= Instruction =
Read the records below and copy each line that contains "Container".

= Information shown =
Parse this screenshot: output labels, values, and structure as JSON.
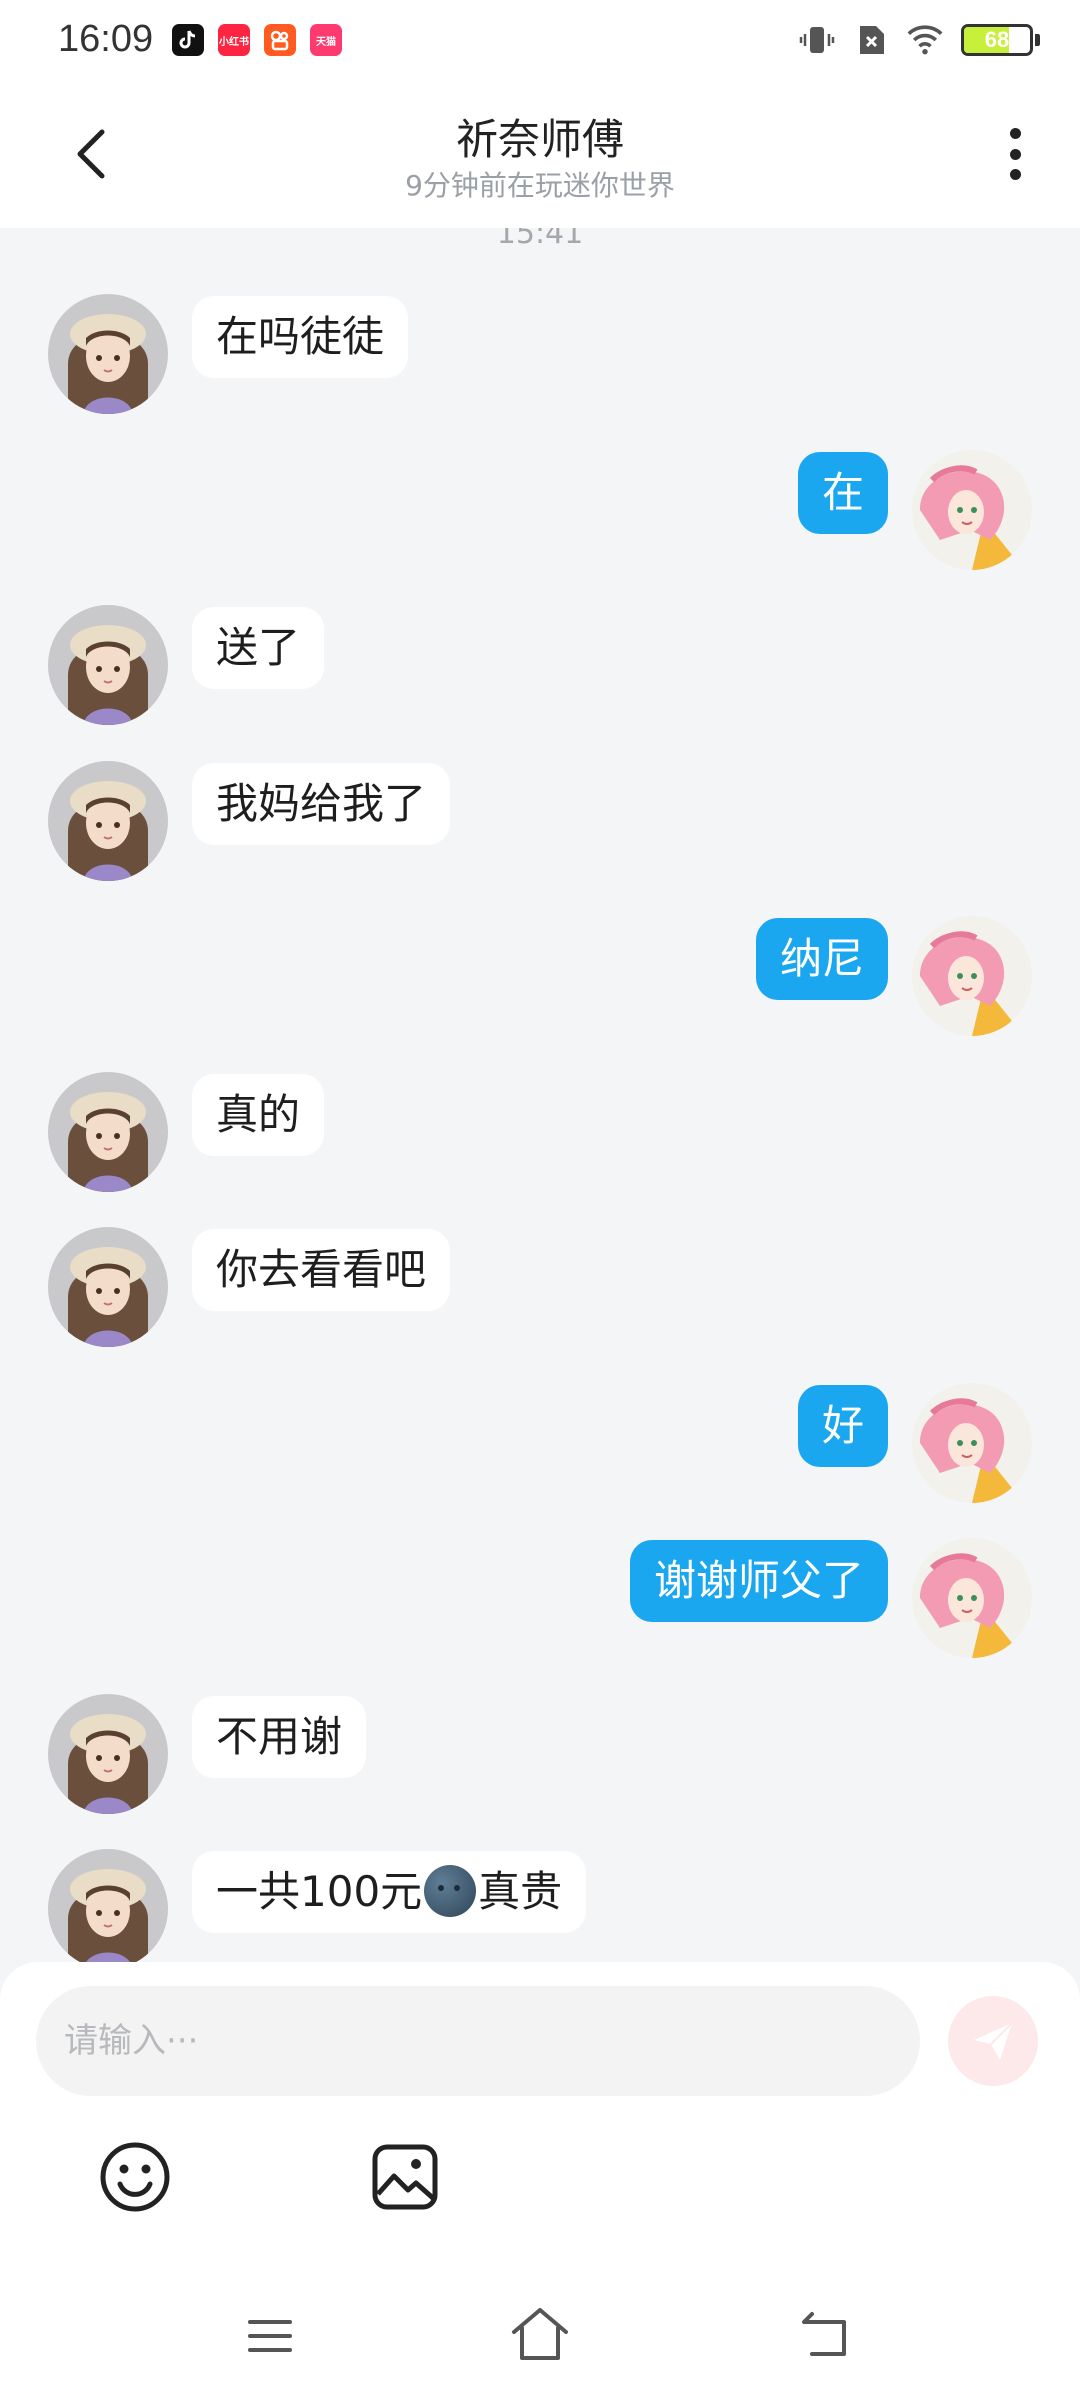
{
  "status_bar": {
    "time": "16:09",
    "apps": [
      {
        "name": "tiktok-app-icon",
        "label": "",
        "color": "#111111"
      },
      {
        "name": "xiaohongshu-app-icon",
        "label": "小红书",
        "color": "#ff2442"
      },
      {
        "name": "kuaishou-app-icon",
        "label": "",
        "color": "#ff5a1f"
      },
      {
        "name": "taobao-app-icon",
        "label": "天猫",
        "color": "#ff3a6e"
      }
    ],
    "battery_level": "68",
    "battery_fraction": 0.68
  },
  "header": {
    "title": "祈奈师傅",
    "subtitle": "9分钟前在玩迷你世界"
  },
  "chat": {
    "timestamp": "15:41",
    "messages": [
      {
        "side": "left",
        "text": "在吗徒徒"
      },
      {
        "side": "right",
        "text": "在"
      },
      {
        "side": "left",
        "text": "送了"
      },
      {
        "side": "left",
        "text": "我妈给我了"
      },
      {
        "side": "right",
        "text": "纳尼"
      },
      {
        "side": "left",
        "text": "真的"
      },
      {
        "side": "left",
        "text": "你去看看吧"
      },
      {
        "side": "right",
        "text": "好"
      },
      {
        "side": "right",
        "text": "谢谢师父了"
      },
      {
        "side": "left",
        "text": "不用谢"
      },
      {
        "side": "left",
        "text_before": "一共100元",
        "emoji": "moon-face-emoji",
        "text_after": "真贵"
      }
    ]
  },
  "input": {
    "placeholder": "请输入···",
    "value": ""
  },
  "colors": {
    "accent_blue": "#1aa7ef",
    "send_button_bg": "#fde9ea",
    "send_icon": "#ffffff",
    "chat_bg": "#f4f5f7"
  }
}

--

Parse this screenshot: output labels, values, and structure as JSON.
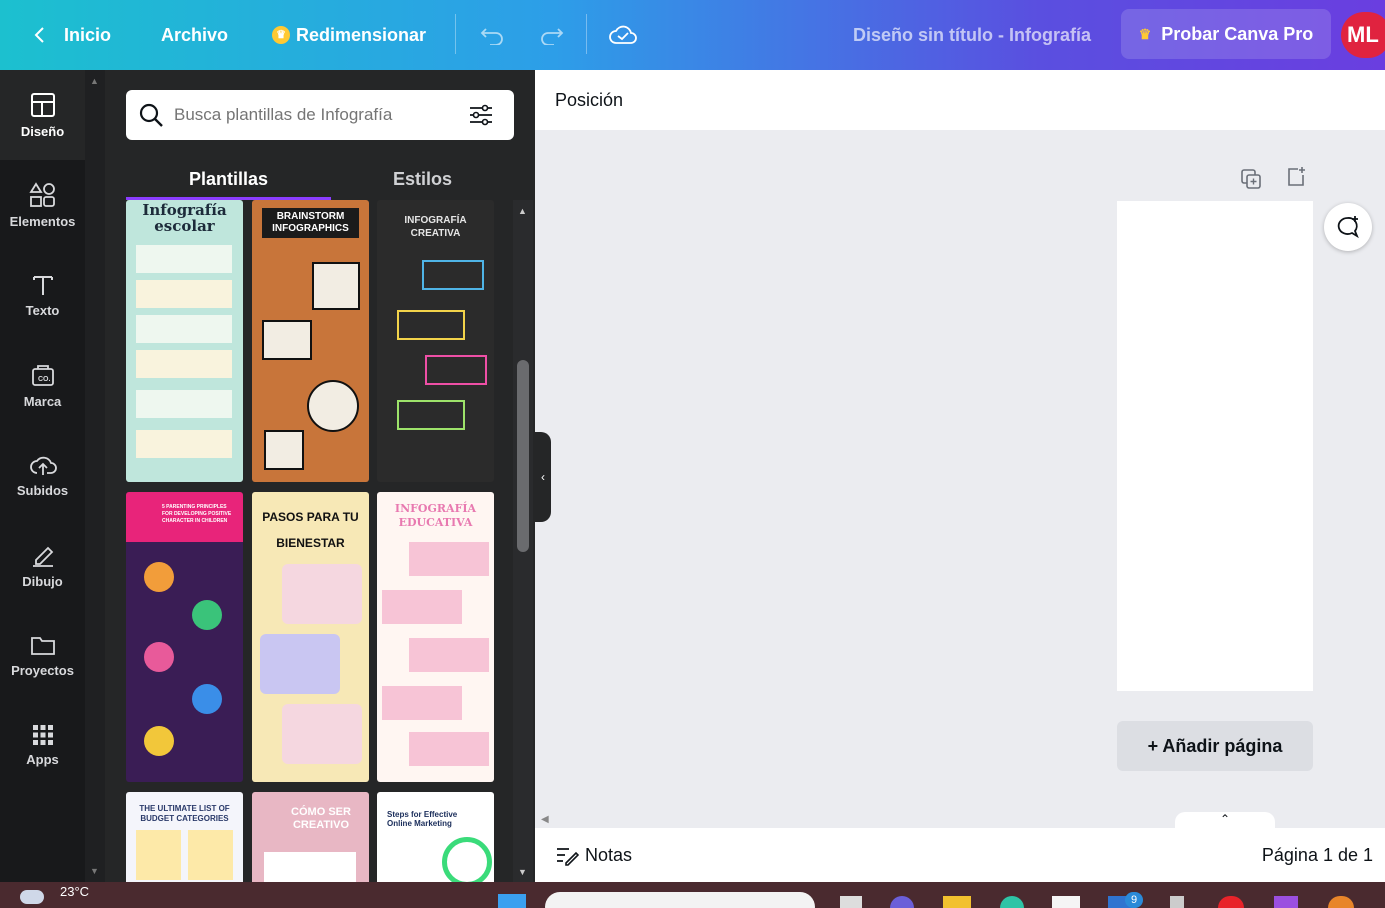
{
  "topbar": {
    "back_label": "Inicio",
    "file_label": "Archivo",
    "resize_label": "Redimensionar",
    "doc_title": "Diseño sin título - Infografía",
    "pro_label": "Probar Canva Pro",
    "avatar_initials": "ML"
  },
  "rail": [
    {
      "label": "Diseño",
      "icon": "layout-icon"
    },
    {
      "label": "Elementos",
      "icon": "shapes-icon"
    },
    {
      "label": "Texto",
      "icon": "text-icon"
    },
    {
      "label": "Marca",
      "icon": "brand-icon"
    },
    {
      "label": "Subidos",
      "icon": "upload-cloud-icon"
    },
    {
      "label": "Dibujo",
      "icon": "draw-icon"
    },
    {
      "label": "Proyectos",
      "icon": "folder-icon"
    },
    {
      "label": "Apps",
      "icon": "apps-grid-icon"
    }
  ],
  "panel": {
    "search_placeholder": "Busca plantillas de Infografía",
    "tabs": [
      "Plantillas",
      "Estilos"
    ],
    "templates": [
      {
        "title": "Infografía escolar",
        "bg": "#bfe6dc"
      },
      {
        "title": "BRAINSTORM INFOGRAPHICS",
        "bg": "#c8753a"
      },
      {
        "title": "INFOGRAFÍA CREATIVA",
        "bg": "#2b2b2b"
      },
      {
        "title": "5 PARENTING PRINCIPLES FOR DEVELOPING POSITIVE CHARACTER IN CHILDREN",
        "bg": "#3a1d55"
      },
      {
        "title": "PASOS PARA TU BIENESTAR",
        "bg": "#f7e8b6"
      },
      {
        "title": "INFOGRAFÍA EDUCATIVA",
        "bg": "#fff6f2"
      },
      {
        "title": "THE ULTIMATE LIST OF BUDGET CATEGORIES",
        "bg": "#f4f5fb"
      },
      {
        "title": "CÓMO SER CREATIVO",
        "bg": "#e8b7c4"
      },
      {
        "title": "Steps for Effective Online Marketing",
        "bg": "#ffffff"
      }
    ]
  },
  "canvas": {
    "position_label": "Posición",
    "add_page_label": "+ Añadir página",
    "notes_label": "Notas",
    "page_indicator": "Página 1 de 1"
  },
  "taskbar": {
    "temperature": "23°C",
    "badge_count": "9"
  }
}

--

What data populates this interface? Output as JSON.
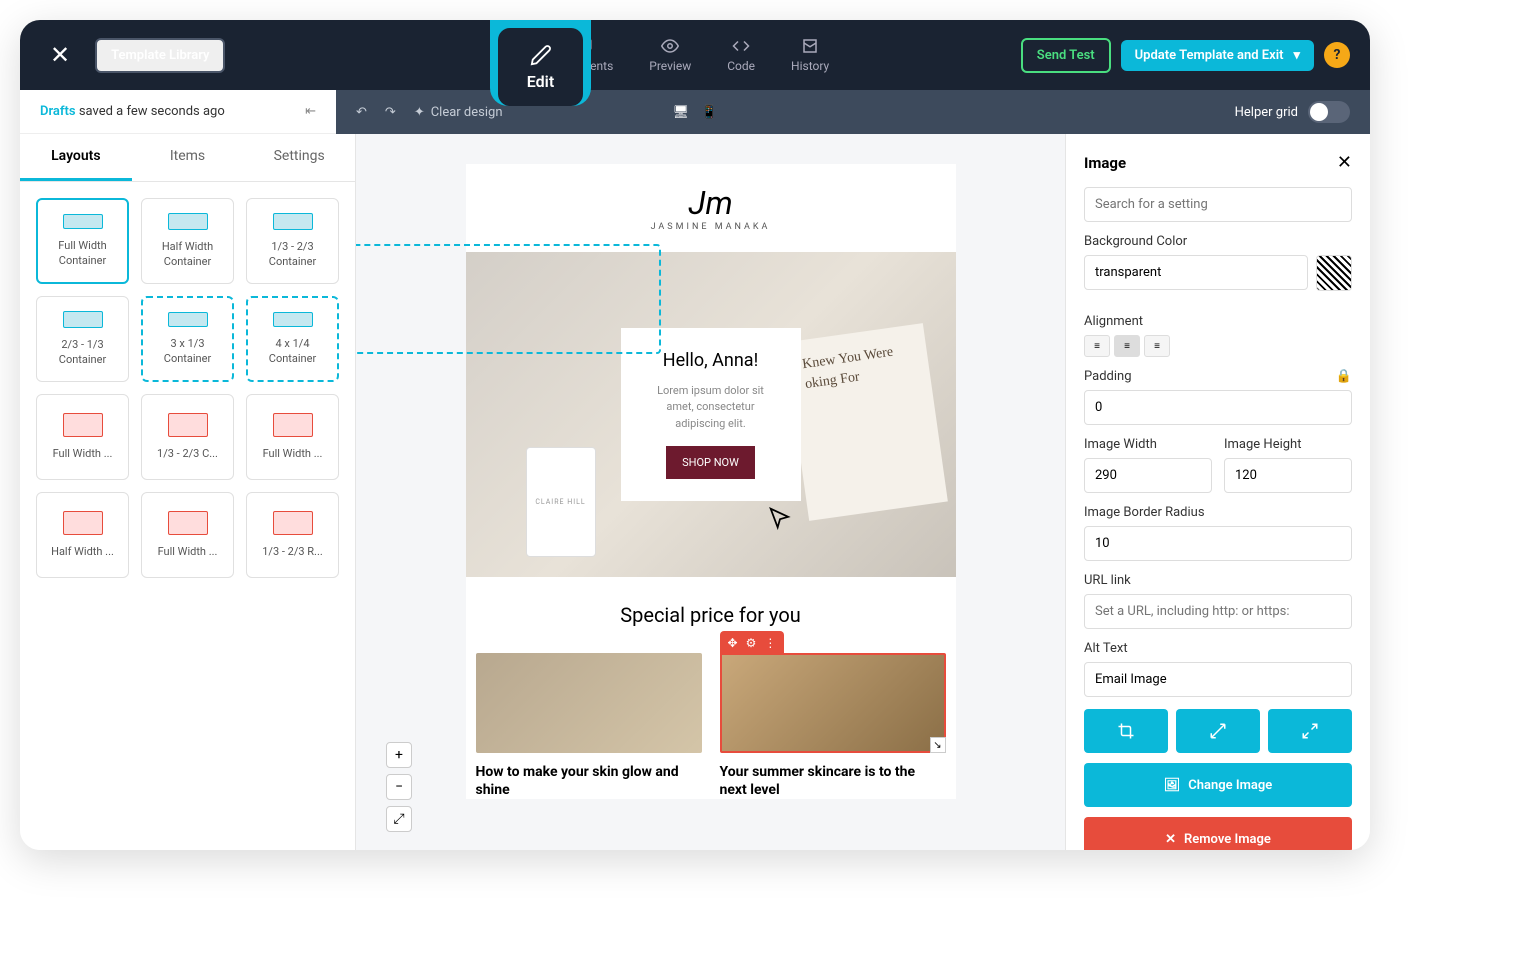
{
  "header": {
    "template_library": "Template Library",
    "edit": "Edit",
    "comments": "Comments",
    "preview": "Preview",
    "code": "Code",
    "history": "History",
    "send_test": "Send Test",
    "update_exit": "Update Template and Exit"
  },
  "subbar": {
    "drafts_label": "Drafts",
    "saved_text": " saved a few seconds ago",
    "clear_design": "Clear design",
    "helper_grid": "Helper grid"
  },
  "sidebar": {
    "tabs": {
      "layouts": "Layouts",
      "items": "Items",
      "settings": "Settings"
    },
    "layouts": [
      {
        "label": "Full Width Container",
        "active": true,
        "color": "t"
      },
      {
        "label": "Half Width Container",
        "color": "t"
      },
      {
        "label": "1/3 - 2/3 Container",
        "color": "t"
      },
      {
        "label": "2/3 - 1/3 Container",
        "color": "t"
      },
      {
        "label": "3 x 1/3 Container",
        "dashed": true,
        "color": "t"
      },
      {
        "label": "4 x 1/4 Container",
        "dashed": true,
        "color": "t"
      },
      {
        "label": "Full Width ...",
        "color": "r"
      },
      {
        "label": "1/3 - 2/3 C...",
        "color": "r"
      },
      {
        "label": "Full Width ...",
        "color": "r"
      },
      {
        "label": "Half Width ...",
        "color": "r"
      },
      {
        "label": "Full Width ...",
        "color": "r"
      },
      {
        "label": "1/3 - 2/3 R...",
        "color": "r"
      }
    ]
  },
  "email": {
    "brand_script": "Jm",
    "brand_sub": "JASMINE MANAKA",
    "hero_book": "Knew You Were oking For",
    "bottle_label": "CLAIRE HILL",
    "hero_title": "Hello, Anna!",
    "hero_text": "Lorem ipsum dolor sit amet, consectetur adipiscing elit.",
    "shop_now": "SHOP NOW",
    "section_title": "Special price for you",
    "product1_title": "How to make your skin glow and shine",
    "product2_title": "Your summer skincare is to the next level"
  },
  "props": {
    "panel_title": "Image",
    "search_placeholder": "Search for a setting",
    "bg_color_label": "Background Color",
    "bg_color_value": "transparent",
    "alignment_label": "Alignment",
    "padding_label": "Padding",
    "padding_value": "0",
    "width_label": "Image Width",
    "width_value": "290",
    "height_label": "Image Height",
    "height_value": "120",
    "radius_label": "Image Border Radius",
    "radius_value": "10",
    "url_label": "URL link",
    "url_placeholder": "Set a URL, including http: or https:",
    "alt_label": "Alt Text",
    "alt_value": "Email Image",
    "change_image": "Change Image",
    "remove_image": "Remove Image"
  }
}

= Exercise result =
        "label": "Full Width Container",
        "label": "Half Width Container",
        "label": "1/3 - 2/3 Container",
        "label": "2/3 - 1/3 Container",
        "label": "3 x 1/3 Container",
        "label": "4 x 1/4 Container",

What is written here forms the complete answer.